Saved entries
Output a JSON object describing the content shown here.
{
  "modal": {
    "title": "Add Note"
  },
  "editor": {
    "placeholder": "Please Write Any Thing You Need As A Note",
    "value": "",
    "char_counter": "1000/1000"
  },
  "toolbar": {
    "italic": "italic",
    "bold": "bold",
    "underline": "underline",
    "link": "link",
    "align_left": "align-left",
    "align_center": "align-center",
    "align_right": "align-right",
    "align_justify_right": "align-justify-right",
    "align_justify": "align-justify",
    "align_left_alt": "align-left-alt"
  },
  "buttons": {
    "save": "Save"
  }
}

=== GIVEN REQUEST ===
Exactly as written, please output every entry.

=== RESPONSE TO THE TASK ===
Output a JSON object describing the content shown here.
{
  "modal": {
    "title": "Add Note"
  },
  "editor": {
    "placeholder": "Please Write Any Thing You Need As A Note",
    "value": "",
    "char_counter": "1000/1000"
  },
  "toolbar": {
    "italic": "italic",
    "bold": "bold",
    "underline": "underline",
    "link": "link",
    "align_left": "align-left",
    "align_center": "align-center",
    "align_right": "align-right",
    "align_justify_right": "align-justify-right",
    "align_justify": "align-justify",
    "align_left_alt": "align-left-alt"
  },
  "buttons": {
    "save": "Save"
  }
}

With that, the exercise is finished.